EXERCISE BRIEF: Check each line of the material below, and copy it if it holds the string "επιβάτες".

EXTRACTED DATA:

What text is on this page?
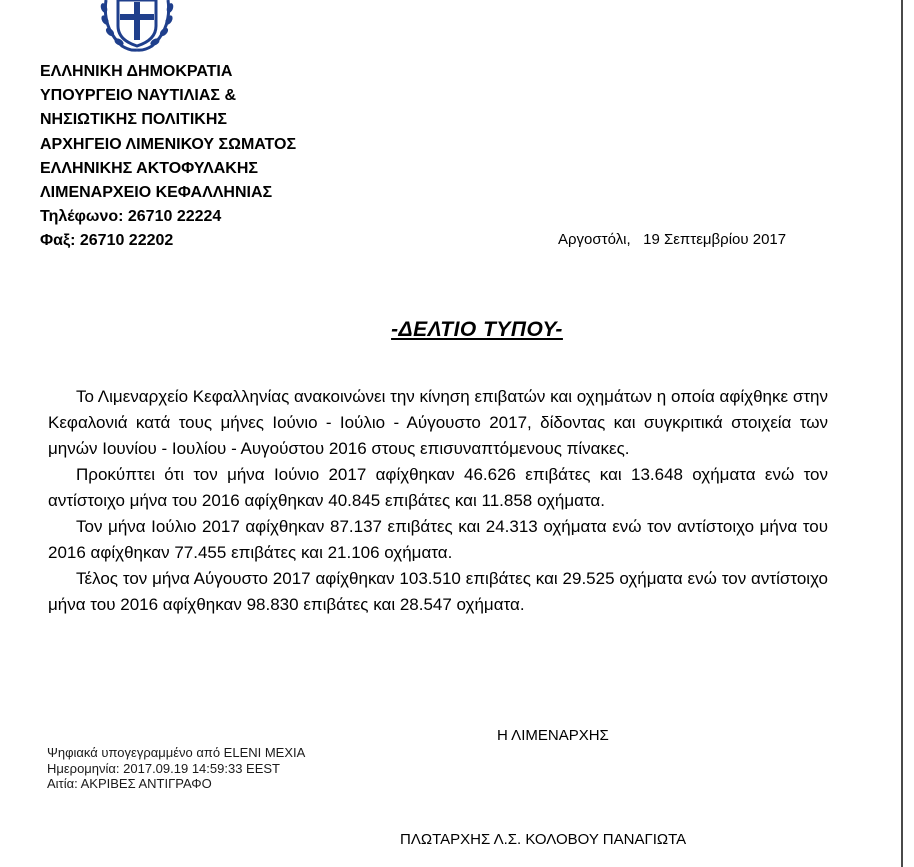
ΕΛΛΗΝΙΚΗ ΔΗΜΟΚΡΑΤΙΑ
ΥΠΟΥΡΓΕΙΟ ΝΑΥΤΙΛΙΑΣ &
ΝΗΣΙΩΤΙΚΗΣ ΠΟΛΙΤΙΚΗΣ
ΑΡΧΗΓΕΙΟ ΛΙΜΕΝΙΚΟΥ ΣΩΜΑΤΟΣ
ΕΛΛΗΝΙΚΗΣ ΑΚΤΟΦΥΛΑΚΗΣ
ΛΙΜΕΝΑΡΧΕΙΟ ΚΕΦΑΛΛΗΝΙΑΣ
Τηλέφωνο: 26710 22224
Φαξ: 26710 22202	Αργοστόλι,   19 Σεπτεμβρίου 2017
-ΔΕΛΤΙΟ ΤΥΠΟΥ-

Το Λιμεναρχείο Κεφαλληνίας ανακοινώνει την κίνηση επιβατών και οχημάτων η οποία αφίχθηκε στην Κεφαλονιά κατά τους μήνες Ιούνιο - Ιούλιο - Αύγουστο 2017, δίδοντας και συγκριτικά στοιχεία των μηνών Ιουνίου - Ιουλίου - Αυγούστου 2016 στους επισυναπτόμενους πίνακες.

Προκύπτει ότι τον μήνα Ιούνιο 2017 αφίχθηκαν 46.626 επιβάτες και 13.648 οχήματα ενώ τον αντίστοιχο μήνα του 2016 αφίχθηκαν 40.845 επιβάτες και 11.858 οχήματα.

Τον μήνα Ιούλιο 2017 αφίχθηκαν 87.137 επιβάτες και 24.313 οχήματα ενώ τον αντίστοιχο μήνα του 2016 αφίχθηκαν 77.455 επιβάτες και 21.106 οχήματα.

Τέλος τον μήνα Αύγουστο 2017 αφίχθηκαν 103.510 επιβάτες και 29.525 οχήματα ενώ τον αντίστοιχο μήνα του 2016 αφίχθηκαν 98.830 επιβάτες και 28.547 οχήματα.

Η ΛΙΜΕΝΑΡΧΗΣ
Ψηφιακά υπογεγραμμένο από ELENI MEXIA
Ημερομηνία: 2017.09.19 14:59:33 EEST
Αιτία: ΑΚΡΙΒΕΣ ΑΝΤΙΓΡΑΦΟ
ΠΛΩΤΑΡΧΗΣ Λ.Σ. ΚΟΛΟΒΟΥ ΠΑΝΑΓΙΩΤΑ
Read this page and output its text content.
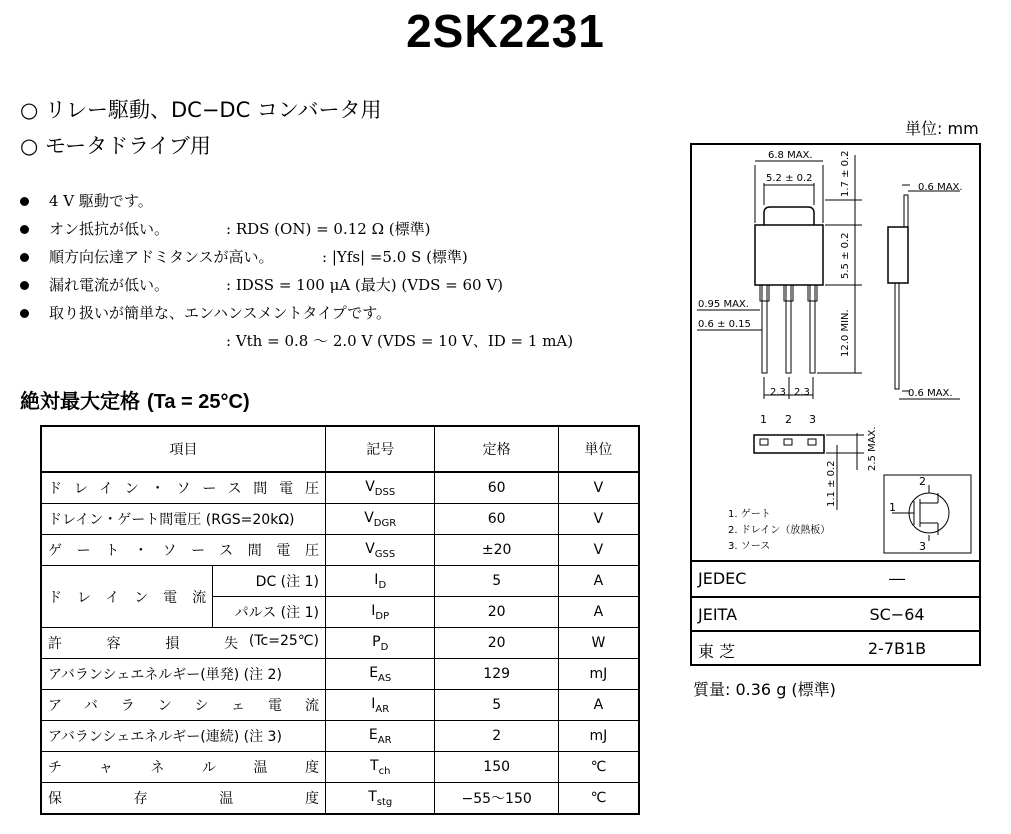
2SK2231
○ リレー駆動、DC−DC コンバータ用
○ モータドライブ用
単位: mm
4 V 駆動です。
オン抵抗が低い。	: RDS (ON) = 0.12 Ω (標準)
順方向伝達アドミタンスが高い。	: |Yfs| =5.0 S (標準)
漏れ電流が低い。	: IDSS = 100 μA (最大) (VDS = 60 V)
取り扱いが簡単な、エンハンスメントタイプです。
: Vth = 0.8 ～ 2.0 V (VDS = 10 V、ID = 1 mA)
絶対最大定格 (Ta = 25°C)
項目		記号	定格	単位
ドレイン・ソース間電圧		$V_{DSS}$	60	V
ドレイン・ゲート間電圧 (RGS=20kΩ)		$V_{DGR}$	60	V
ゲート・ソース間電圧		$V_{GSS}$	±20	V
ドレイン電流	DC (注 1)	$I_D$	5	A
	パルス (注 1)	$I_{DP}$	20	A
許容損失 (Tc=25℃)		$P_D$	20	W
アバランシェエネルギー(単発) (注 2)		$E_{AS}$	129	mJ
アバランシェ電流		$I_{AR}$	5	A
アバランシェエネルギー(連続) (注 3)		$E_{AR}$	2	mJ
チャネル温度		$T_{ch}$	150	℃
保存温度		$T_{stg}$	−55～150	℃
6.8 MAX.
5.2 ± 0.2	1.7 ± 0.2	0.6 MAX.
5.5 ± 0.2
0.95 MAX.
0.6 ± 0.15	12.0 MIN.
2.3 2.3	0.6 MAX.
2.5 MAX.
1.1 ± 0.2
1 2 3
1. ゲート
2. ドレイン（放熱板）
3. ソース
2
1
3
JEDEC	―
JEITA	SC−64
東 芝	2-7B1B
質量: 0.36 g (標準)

RESULT FOR THIS TASK:
Προκύπτει ότι τον μήνα Ιούνιο 2017 αφίχθηκαν 46.626 επιβάτες και 13.648 οχήματα ενώ τον αντίστοιχο μήνα του 2016 αφίχθηκαν 40.845 επιβάτες και 11.858 οχήματα.
Τον μήνα Ιούλιο 2017 αφίχθηκαν 87.137 επιβάτες και 24.313 οχήματα ενώ τον αντίστοιχο μήνα του 2016 αφίχθηκαν 77.455 επιβάτες και 21.106 οχήματα.
Τέλος τον μήνα Αύγουστο 2017 αφίχθηκαν 103.510 επιβάτες και 29.525 οχήματα ενώ τον αντίστοιχο μήνα του 2016 αφίχθηκαν 98.830 επιβάτες και 28.547 οχήματα.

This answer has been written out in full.